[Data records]

——————

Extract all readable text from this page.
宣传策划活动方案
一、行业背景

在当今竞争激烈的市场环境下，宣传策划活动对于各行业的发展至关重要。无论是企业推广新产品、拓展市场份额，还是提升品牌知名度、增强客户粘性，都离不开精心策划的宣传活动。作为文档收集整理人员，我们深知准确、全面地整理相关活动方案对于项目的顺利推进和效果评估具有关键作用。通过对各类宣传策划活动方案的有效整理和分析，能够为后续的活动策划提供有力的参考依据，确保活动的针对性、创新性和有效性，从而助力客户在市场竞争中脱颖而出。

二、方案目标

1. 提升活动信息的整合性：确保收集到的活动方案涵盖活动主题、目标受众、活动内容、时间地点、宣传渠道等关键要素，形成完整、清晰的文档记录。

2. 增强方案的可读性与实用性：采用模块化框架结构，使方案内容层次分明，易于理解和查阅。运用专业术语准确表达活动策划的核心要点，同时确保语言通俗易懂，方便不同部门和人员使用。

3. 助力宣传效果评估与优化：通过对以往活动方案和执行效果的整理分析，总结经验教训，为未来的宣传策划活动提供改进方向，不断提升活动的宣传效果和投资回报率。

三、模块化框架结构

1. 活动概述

——————

Task objective:
Make an exact copy of all the data.

Written reply:
Extract all readable text from this page.
宣传策划活动方案
一、行业背景

在当今竞争激烈的市场环境下，宣传策划活动对于各行业的发展至关重要。无论是企业推广新产品、拓展市场份额，还是提升品牌知名度、增强客户粘性，都离不开精心策划的宣传活动。作为文档收集整理人员，我们深知准确、全面地整理相关活动方案对于项目的顺利推进和效果评估具有关键作用。通过对各类宣传策划活动方案的有效整理和分析，能够为后续的活动策划提供有力的参考依据，确保活动的针对性、创新性和有效性，从而助力客户在市场竞争中脱颖而出。

二、方案目标

1. 提升活动信息的整合性：确保收集到的活动方案涵盖活动主题、目标受众、活动内容、时间地点、宣传渠道等关键要素，形成完整、清晰的文档记录。

2. 增强方案的可读性与实用性：采用模块化框架结构，使方案内容层次分明，易于理解和查阅。运用专业术语准确表达活动策划的核心要点，同时确保语言通俗易懂，方便不同部门和人员使用。

3. 助力宣传效果评估与优化：通过对以往活动方案和执行效果的整理分析，总结经验教训，为未来的宣传策划活动提供改进方向，不断提升活动的宣传效果和投资回报率。

三、模块化框架结构

1. 活动概述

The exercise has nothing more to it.